■ Short exercise
Every line below that contains "content" is to be copied.

** BEGIN Records for this exercise **

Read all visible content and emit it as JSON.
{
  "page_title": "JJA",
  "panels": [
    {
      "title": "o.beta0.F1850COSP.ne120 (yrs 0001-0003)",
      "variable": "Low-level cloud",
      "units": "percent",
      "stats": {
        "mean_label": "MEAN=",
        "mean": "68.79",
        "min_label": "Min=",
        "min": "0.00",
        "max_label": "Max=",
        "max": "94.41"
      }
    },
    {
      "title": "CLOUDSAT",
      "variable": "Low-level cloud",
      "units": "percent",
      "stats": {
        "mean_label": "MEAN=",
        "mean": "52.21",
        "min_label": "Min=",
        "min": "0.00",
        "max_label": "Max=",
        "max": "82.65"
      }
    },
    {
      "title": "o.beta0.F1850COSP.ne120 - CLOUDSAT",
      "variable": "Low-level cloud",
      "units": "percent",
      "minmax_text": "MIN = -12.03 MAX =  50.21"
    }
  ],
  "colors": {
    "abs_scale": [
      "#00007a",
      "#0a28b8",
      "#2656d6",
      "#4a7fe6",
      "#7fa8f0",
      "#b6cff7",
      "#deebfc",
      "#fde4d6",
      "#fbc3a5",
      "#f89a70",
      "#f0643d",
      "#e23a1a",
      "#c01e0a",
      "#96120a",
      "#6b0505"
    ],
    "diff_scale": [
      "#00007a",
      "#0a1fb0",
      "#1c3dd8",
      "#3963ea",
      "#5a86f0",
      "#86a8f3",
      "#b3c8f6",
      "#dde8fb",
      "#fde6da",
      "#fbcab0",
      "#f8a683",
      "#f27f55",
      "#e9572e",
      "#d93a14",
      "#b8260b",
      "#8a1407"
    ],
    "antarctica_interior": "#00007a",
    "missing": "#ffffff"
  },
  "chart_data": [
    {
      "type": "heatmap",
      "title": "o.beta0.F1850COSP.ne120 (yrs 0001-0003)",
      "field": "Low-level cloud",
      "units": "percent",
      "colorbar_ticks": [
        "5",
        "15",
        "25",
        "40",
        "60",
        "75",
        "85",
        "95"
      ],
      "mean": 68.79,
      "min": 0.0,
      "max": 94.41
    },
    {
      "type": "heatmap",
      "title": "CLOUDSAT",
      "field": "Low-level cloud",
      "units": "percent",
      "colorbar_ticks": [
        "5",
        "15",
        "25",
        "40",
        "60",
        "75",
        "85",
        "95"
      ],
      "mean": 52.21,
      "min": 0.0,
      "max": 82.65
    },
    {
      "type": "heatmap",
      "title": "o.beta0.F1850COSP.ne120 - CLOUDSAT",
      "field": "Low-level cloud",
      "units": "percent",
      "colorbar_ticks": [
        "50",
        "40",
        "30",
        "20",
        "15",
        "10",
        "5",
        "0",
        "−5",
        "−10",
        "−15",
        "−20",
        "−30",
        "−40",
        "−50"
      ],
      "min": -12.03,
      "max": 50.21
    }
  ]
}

** END Records for this exercise **
** BEGIN Records for this exercise **

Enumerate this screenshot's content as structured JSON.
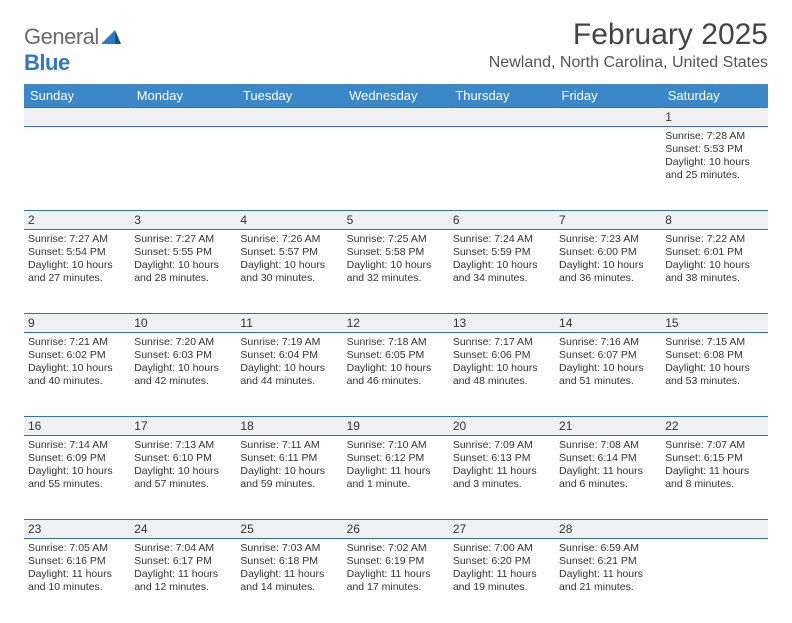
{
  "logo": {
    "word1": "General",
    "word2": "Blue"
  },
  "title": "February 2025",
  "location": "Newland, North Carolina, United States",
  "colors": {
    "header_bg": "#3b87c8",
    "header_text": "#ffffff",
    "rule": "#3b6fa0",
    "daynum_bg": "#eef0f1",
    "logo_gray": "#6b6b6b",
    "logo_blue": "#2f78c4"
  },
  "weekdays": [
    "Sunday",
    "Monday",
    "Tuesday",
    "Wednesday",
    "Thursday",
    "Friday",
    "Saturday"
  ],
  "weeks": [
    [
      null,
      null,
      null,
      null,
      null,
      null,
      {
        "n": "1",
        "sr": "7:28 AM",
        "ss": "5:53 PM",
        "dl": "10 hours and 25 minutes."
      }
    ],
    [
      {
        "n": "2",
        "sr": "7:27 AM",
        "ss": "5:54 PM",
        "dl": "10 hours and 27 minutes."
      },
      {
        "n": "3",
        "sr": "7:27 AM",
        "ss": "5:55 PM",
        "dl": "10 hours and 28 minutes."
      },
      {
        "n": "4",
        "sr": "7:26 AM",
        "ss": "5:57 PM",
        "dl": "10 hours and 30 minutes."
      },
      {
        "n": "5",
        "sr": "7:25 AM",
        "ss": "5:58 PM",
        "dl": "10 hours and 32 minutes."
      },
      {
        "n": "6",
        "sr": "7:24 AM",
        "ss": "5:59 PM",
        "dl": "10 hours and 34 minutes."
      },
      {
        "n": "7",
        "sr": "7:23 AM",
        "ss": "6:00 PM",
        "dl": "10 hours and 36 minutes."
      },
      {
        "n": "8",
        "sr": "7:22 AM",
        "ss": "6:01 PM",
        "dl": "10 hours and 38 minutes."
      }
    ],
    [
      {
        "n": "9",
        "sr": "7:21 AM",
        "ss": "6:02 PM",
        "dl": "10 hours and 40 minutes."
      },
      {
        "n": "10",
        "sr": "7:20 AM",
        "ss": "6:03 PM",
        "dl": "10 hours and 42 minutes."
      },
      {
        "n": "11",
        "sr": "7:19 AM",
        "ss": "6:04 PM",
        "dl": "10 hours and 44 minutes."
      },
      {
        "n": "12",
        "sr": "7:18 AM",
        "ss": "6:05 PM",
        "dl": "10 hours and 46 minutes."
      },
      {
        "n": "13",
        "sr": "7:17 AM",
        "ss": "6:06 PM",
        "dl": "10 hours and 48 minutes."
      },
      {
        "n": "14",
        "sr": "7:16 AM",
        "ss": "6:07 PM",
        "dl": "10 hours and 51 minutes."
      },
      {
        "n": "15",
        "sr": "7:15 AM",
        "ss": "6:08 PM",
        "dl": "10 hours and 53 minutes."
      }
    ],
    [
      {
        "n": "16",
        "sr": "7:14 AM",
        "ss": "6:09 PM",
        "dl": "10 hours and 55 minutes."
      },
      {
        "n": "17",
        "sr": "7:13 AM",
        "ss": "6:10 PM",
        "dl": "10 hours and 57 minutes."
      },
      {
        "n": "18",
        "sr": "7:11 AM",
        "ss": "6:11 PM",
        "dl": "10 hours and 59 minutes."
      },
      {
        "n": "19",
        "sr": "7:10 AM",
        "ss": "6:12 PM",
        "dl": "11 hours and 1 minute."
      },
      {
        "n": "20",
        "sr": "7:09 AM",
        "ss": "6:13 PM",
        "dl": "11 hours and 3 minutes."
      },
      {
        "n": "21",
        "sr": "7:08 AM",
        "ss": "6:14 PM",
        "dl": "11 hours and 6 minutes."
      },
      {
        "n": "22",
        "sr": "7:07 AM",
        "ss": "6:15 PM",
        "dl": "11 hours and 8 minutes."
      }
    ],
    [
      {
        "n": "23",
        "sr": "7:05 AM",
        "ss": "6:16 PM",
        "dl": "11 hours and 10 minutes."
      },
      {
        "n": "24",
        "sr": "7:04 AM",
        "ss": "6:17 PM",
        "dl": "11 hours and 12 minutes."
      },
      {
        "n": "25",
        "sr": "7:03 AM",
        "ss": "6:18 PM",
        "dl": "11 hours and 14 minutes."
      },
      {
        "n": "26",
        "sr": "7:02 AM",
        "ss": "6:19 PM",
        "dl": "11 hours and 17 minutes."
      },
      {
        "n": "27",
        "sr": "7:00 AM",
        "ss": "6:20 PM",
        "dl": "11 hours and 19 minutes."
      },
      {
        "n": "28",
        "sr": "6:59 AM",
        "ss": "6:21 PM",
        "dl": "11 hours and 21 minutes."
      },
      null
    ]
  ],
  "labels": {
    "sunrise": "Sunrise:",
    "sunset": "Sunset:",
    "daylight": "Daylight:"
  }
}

** END Records for this exercise **

■ Full output
Read all visible content and emit it as JSON.
Enumerate this screenshot's content as structured JSON.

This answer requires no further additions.